__Structured figure records__.
- - - -

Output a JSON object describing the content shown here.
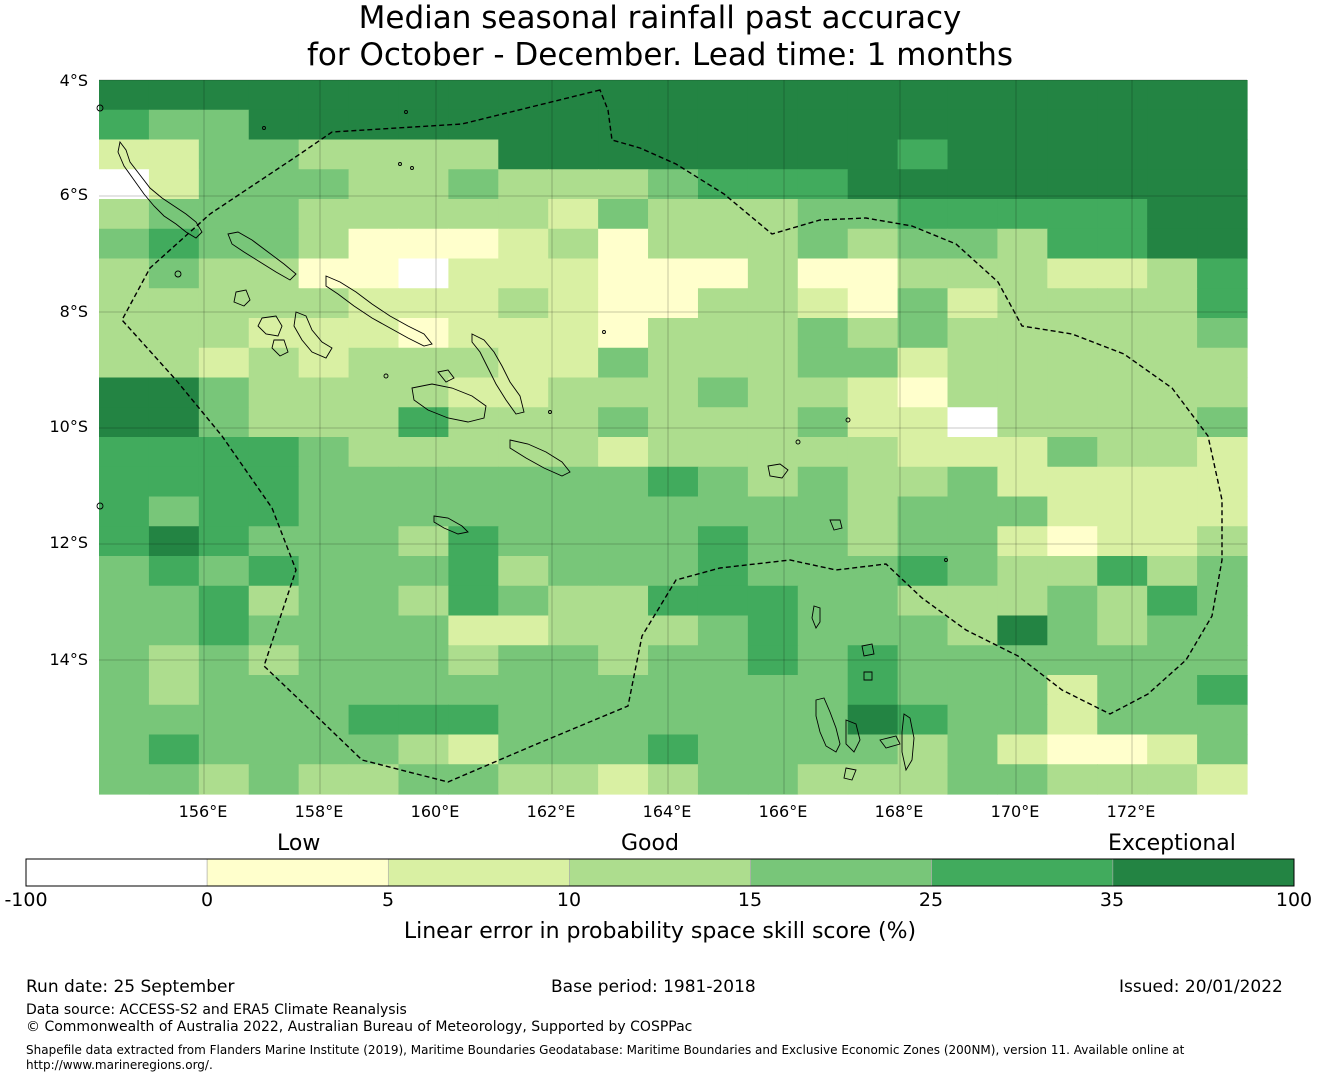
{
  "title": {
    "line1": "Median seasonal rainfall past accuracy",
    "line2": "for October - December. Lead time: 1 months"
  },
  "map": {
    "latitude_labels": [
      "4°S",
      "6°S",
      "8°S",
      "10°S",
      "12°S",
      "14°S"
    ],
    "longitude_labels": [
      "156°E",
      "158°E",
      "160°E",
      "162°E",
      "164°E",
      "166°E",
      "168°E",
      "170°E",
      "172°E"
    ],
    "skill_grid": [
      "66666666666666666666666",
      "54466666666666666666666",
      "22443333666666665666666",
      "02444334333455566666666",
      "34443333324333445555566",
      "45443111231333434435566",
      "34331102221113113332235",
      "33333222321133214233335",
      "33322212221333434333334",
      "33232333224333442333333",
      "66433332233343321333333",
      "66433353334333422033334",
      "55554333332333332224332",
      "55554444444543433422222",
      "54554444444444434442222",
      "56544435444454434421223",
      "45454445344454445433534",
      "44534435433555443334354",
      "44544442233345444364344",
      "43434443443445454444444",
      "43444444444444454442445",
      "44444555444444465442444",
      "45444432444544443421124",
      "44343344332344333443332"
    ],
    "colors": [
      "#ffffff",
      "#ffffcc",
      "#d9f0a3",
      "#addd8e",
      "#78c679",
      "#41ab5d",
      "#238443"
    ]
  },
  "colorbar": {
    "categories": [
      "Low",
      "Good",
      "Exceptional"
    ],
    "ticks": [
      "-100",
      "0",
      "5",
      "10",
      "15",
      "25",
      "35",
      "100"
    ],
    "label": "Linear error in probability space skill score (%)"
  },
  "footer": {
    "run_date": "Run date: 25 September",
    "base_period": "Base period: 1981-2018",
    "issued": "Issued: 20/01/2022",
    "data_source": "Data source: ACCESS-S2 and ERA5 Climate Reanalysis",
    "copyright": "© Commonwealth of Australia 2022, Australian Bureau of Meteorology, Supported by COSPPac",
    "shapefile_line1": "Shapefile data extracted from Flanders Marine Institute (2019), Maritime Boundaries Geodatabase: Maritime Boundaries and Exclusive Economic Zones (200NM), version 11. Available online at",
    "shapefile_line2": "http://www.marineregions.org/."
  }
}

- - - -

__GOAL__. Extract the full listing exactly, with the pictures left out.

__TASK SOLUTION__.
Output a JSON object describing the content shown here.
{
  "title": {
    "line1": "Median seasonal rainfall past accuracy",
    "line2": "for October - December. Lead time: 1 months"
  },
  "map": {
    "latitude_labels": [
      "4°S",
      "6°S",
      "8°S",
      "10°S",
      "12°S",
      "14°S"
    ],
    "longitude_labels": [
      "156°E",
      "158°E",
      "160°E",
      "162°E",
      "164°E",
      "166°E",
      "168°E",
      "170°E",
      "172°E"
    ],
    "skill_grid": [
      "66666666666666666666666",
      "54466666666666666666666",
      "22443333666666665666666",
      "02444334333455566666666",
      "34443333324333445555566",
      "45443111231333434435566",
      "34331102221113113332235",
      "33333222321133214233335",
      "33322212221333434333334",
      "33232333224333442333333",
      "66433332233343321333333",
      "66433353334333422033334",
      "55554333332333332224332",
      "55554444444543433422222",
      "54554444444444434442222",
      "56544435444454434421223",
      "45454445344454445433534",
      "44534435433555443334354",
      "44544442233345444364344",
      "43434443443445454444444",
      "43444444444444454442445",
      "44444555444444465442444",
      "45444432444544443421124",
      "44343344332344333443332"
    ],
    "colors": [
      "#ffffff",
      "#ffffcc",
      "#d9f0a3",
      "#addd8e",
      "#78c679",
      "#41ab5d",
      "#238443"
    ]
  },
  "colorbar": {
    "categories": [
      "Low",
      "Good",
      "Exceptional"
    ],
    "ticks": [
      "-100",
      "0",
      "5",
      "10",
      "15",
      "25",
      "35",
      "100"
    ],
    "label": "Linear error in probability space skill score (%)"
  },
  "footer": {
    "run_date": "Run date: 25 September",
    "base_period": "Base period: 1981-2018",
    "issued": "Issued: 20/01/2022",
    "data_source": "Data source: ACCESS-S2 and ERA5 Climate Reanalysis",
    "copyright": "© Commonwealth of Australia 2022, Australian Bureau of Meteorology, Supported by COSPPac",
    "shapefile_line1": "Shapefile data extracted from Flanders Marine Institute (2019), Maritime Boundaries Geodatabase: Maritime Boundaries and Exclusive Economic Zones (200NM), version 11. Available online at",
    "shapefile_line2": "http://www.marineregions.org/."
  }
}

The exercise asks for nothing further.